START Supplied records

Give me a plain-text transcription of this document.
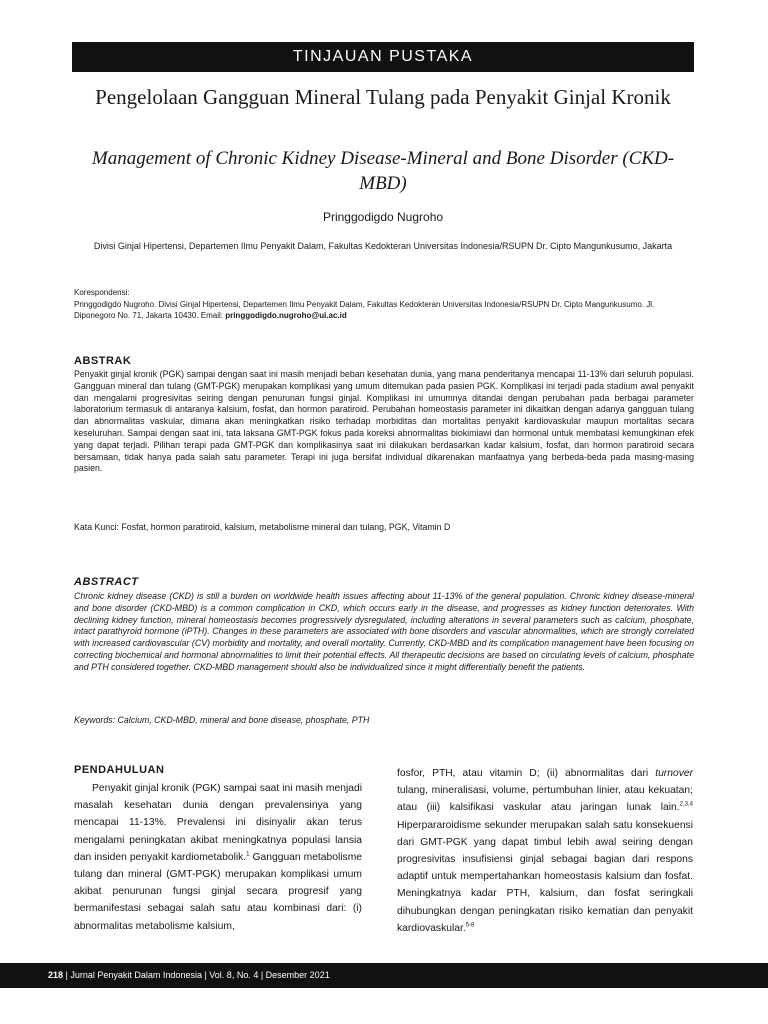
TINJAUAN PUSTAKA
Pengelolaan Gangguan Mineral Tulang pada Penyakit Ginjal Kronik
Management of Chronic Kidney Disease-Mineral and Bone Disorder (CKD-MBD)
Pringgodigdo Nugroho
Divisi Ginjal Hipertensi, Departemen Ilmu Penyakit Dalam, Fakultas Kedokteran Universitas Indonesia/RSUPN Dr. Cipto Mangunkusumo, Jakarta
Korespondensi:
Pringgodigdo Nugroho. Divisi Ginjal Hipertensi, Departemen Ilmu Penyakit Dalam, Fakultas Kedokteran Universitas Indonesia/RSUPN Dr. Cipto Mangunkusumo. Jl. Diponegoro No. 71, Jakarta 10430. Email: pringgodigdo.nugroho@ui.ac.id
ABSTRAK
Penyakit ginjal kronik (PGK) sampai dengan saat ini masih menjadi beban kesehatan dunia, yang mana penderitanya mencapai 11-13% dari seluruh populasi. Gangguan mineral dan tulang (GMT-PGK) merupakan komplikasi yang umum ditemukan pada pasien PGK. Komplikasi ini terjadi pada stadium awal penyakit dan mengalami progresivitas seiring dengan penurunan fungsi ginjal. Komplikasi ini umumnya ditandai dengan perubahan pada berbagai parameter laboratorium termasuk di antaranya kalsium, fosfat, dan hormon paratiroid. Perubahan homeostasis parameter ini dikaitkan dengan adanya gangguan tulang dan abnormalitas vaskular, dimana akan meningkatkan risiko terhadap morbiditas dan mortalitas penyakit kardiovaskular maupun mortalitas secara keseluruhan. Sampai dengan saat ini, tata laksana GMT-PGK fokus pada koreksi abnormalitas biokimiawi dan hormonal untuk membatasi kemungkinan efek yang dapat terjadi. Pilihan terapi pada GMT-PGK dan komplikasinya saat ini dilakukan berdasarkan kadar kalsium, fosfat, dan hormon paratiroid secara bersamaan, tidak hanya pada salah satu parameter. Terapi ini juga bersifat individual dikarenakan manfaatnya yang berbeda-beda pada masing-masing pasien.
Kata Kunci: Fosfat, hormon paratiroid, kalsium, metabolisme mineral dan tulang, PGK, Vitamin D
ABSTRACT
Chronic kidney disease (CKD) is still a burden on worldwide health issues affecting about 11-13% of the general population. Chronic kidney disease-mineral and bone disorder (CKD-MBD) is a common complication in CKD, which occurs early in the disease, and progresses as kidney function deteriorates. With declining kidney function, mineral homeostasis becomes progressively dysregulated, including alterations in several parameters such as calcium, phosphate, intact parathyroid hormone (iPTH). Changes in these parameters are associated with bone disorders and vascular abnormalities, which are strongly correlated with increased cardiovascular (CV) morbidity and mortality, and overall mortality. Currently, CKD-MBD and its complication management have been focusing on correcting biochemical and hormonal abnormalities to limit their potential effects. All therapeutic decisions are based on circulating levels of calcium, phosphate and PTH considered together. CKD-MBD management should also be individualized since it might differentially benefit the patients.
Keywords: Calcium, CKD-MBD, mineral and bone disease, phosphate, PTH
PENDAHULUAN
Penyakit ginjal kronik (PGK) sampai saat ini masih menjadi masalah kesehatan dunia dengan prevalensinya yang mencapai 11-13%. Prevalensi ini disinyalir akan terus mengalami peningkatan akibat meningkatnya populasi lansia dan insiden penyakit kardiometabolik.$^1$ Gangguan metabolisme tulang dan mineral (GMT-PGK) merupakan komplikasi umum akibat penurunan fungsi ginjal secara progresif yang bermanifestasi sebagai salah satu atau kombinasi dari: (i) abnormalitas metabolisme kalsium,
fosfor, PTH, atau vitamin D; (ii) abnormalitas dari turnover tulang, mineralisasi, volume, pertumbuhan linier, atau kekuatan; atau (iii) kalsifikasi vaskular atau jaringan lunak lain.$^{2,3,4}$ Hiperpararoidisme sekunder merupakan salah satu konsekuensi dari GMT-PGK yang dapat timbul lebih awal seiring dengan progresivitas insufisiensi ginjal sebagai bagian dari respons adaptif untuk mempertahankan homeostasis kalsium dan fosfat. Meningkatnya kadar PTH, kalsium, dan fosfat seringkali dihubungkan dengan peningkatan risiko kematian dan penyakit kardiovaskular.$^{5-8}$
218 | Jurnal Penyakit Dalam Indonesia | Vol. 8, No. 4 | Desember 2021
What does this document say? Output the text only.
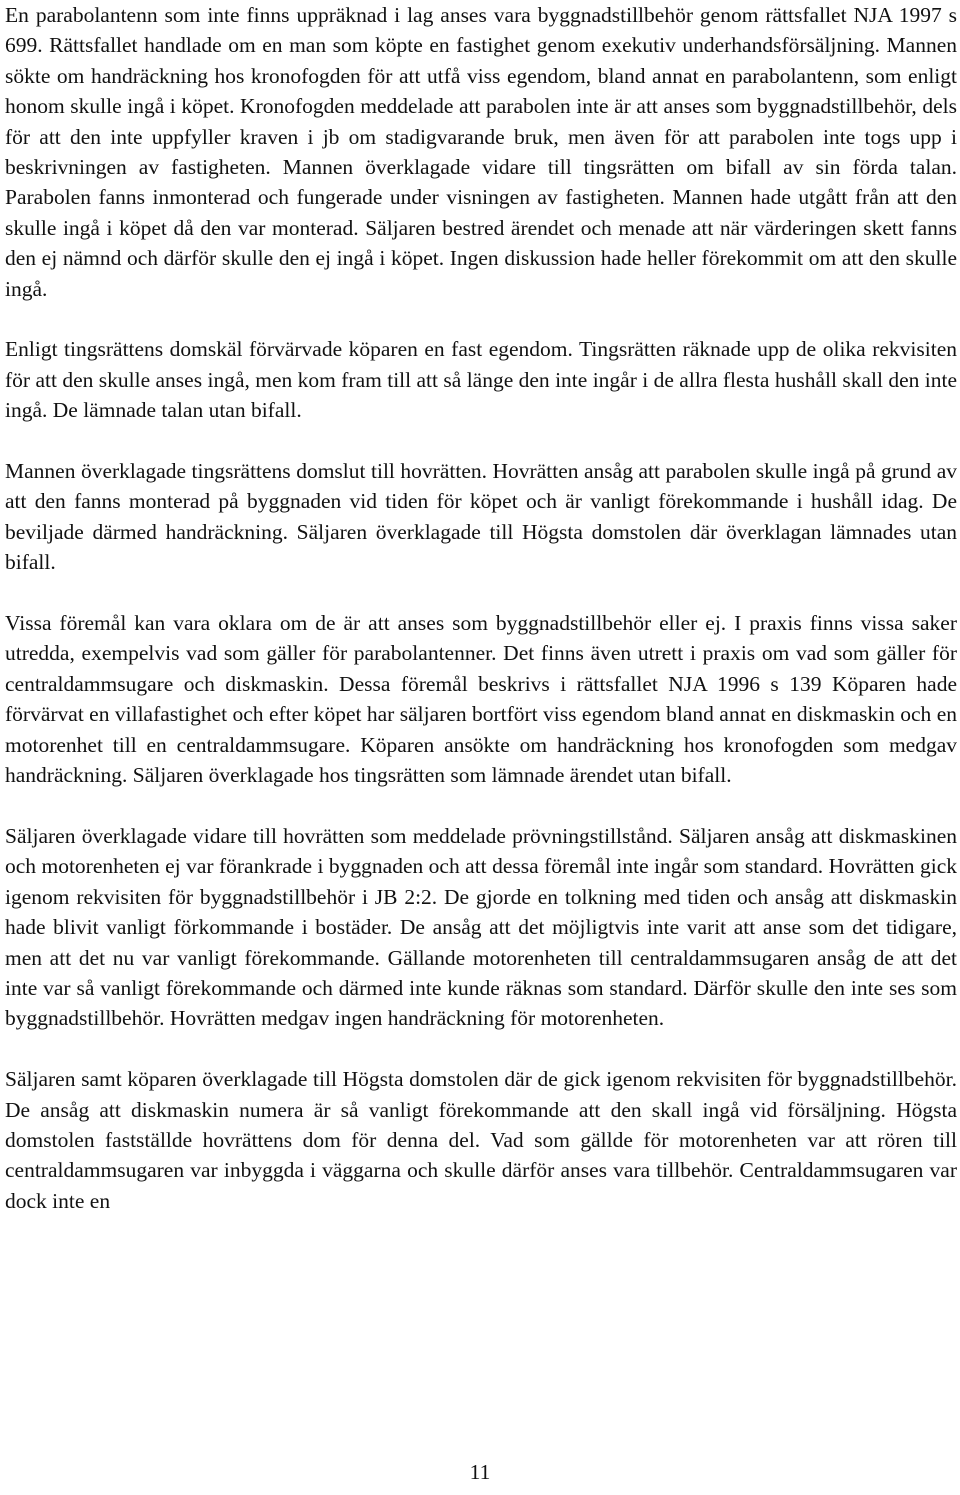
En parabolantenn som inte finns uppräknad i lag anses vara byggnadstillbehör genom rättsfallet NJA 1997 s 699. Rättsfallet handlade om en man som köpte en fastighet genom exekutiv underhandsförsäljning. Mannen sökte om handräckning hos kronofogden för att utfå viss egendom, bland annat en parabolantenn, som enligt honom skulle ingå i köpet. Kronofogden meddelade att parabolen inte är att anses som byggnadstillbehör, dels för att den inte uppfyller kraven i jb om stadigvarande bruk, men även för att parabolen inte togs upp i beskrivningen av fastigheten. Mannen överklagade vidare till tingsrätten om bifall av sin förda talan. Parabolen fanns inmonterad och fungerade under visningen av fastigheten. Mannen hade utgått från att den skulle ingå i köpet då den var monterad. Säljaren bestred ärendet och menade att när värderingen skett fanns den ej nämnd och därför skulle den ej ingå i köpet. Ingen diskussion hade heller förekommit om att den skulle ingå.

Enligt tingsrättens domskäl förvärvade köparen en fast egendom. Tingsrätten räknade upp de olika rekvisiten för att den skulle anses ingå, men kom fram till att så länge den inte ingår i de allra flesta hushåll skall den inte ingå. De lämnade talan utan bifall.

Mannen överklagade tingsrättens domslut till hovrätten. Hovrätten ansåg att parabolen skulle ingå på grund av att den fanns monterad på byggnaden vid tiden för köpet och är vanligt förekommande i hushåll idag. De beviljade därmed handräckning. Säljaren överklagade till Högsta domstolen där överklagan lämnades utan bifall.

Vissa föremål kan vara oklara om de är att anses som byggnadstillbehör eller ej. I praxis finns vissa saker utredda, exempelvis vad som gäller för parabolantenner. Det finns även utrett i praxis om vad som gäller för centraldammsugare och diskmaskin. Dessa föremål beskrivs i rättsfallet NJA 1996 s 139 Köparen hade förvärvat en villafastighet och efter köpet har säljaren bortfört viss egendom bland annat en diskmaskin och en motorenhet till en centraldammsugare. Köparen ansökte om handräckning hos kronofogden som medgav handräckning. Säljaren överklagade hos tingsrätten som lämnade ärendet utan bifall.

Säljaren överklagade vidare till hovrätten som meddelade prövningstillstånd. Säljaren ansåg att diskmaskinen och motorenheten ej var förankrade i byggnaden och att dessa föremål inte ingår som standard. Hovrätten gick igenom rekvisiten för byggnadstillbehör i JB 2:2. De gjorde en tolkning med tiden och ansåg att diskmaskin hade blivit vanligt förkommande i bostäder. De ansåg att det möjligtvis inte varit att anse som det tidigare, men att det nu var vanligt förekommande. Gällande motorenheten till centraldammsugaren ansåg de att det inte var så vanligt förekommande och därmed inte kunde räknas som standard. Därför skulle den inte ses som byggnadstillbehör. Hovrätten medgav ingen handräckning för motorenheten.

Säljaren samt köparen överklagade till Högsta domstolen där de gick igenom rekvisiten för byggnadstillbehör. De ansåg att diskmaskin numera är så vanligt förekommande att den skall ingå vid försäljning. Högsta domstolen fastställde hovrättens dom för denna del. Vad som gällde för motorenheten var att rören till centraldammsugaren var inbyggda i väggarna och skulle därför anses vara tillbehör. Centraldammsugaren var dock inte en

11
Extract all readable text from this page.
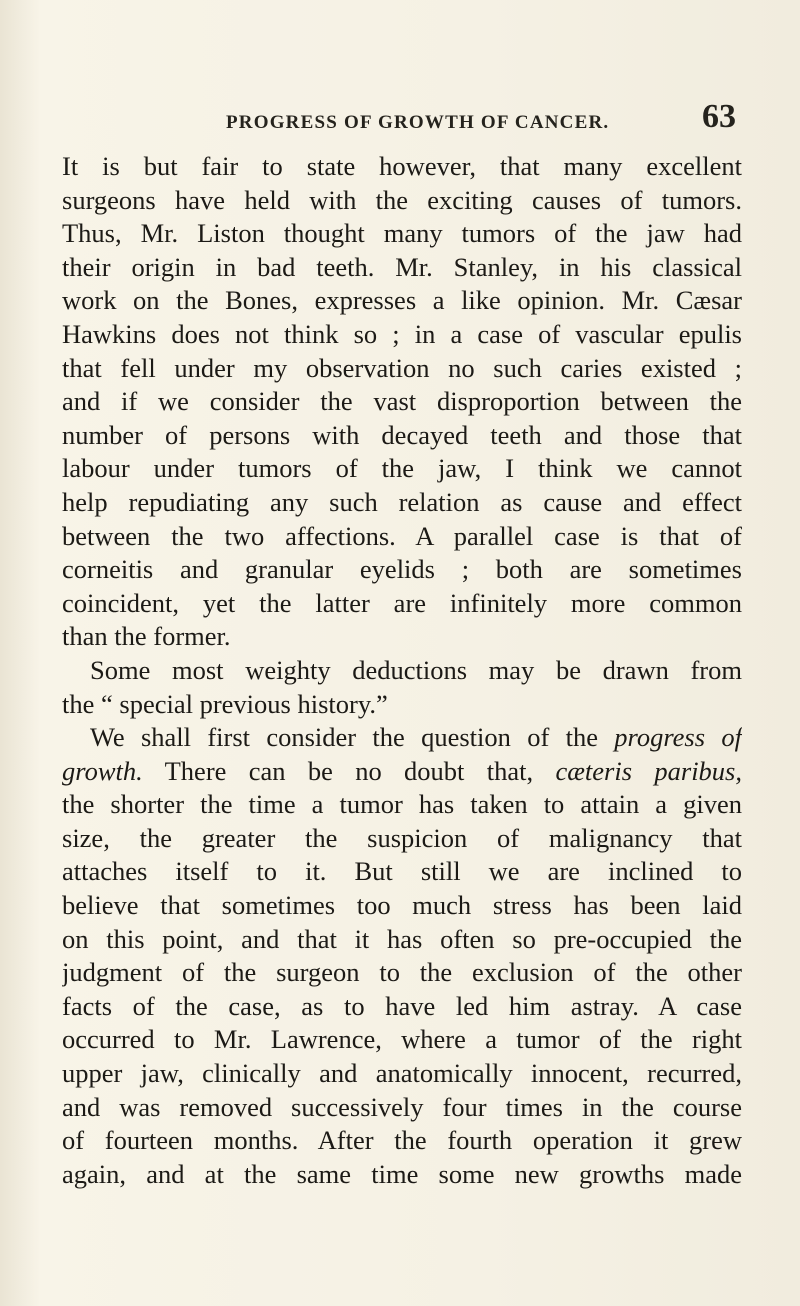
PROGRESS OF GROWTH OF CANCER.	63
It is but fair to state however, that many excellent
surgeons have held with the exciting causes of tumors.
Thus, Mr. Liston thought many tumors of the jaw had
their origin in bad teeth. Mr. Stanley, in his classical
work on the Bones, expresses a like opinion. Mr. Cæsar
Hawkins does not think so ; in a case of vascular epulis
that fell under my observation no such caries existed ;
and if we consider the vast disproportion between the
number of persons with decayed teeth and those that
labour under tumors of the jaw, I think we cannot
help repudiating any such relation as cause and effect
between the two affections. A parallel case is that of
corneitis and granular eyelids ; both are sometimes
coincident, yet the latter are infinitely more common
than the former.
Some most weighty deductions may be drawn from
the “ special previous history.”
We shall first consider the question of the progress of
growth. There can be no doubt that, cæteris paribus,
the shorter the time a tumor has taken to attain a given
size, the greater the suspicion of malignancy that
attaches itself to it. But still we are inclined to
believe that sometimes too much stress has been laid
on this point, and that it has often so pre-occupied the
judgment of the surgeon to the exclusion of the other
facts of the case, as to have led him astray. A case
occurred to Mr. Lawrence, where a tumor of the right
upper jaw, clinically and anatomically innocent, recurred,
and was removed successively four times in the course
of fourteen months. After the fourth operation it grew
again, and at the same time some new growths made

END Supplied records

*Task to complete*
Filter the lines above so that only those with the string "hushåll" remain, then copy them.

*Output for this exercise*
Enligt tingsrättens domskäl förvärvade köparen en fast egendom. Tingsrätten räknade upp de olika rekvisiten för att den skulle anses ingå, men kom fram till att så länge den inte ingår i de allra flesta hushåll skall den inte ingå. De lämnade talan utan bifall.
Mannen överklagade tingsrättens domslut till hovrätten. Hovrätten ansåg att parabolen skulle ingå på grund av att den fanns monterad på byggnaden vid tiden för köpet och är vanligt förekommande i hushåll idag. De beviljade därmed handräckning. Säljaren överklagade till Högsta domstolen där överklagan lämnades utan bifall.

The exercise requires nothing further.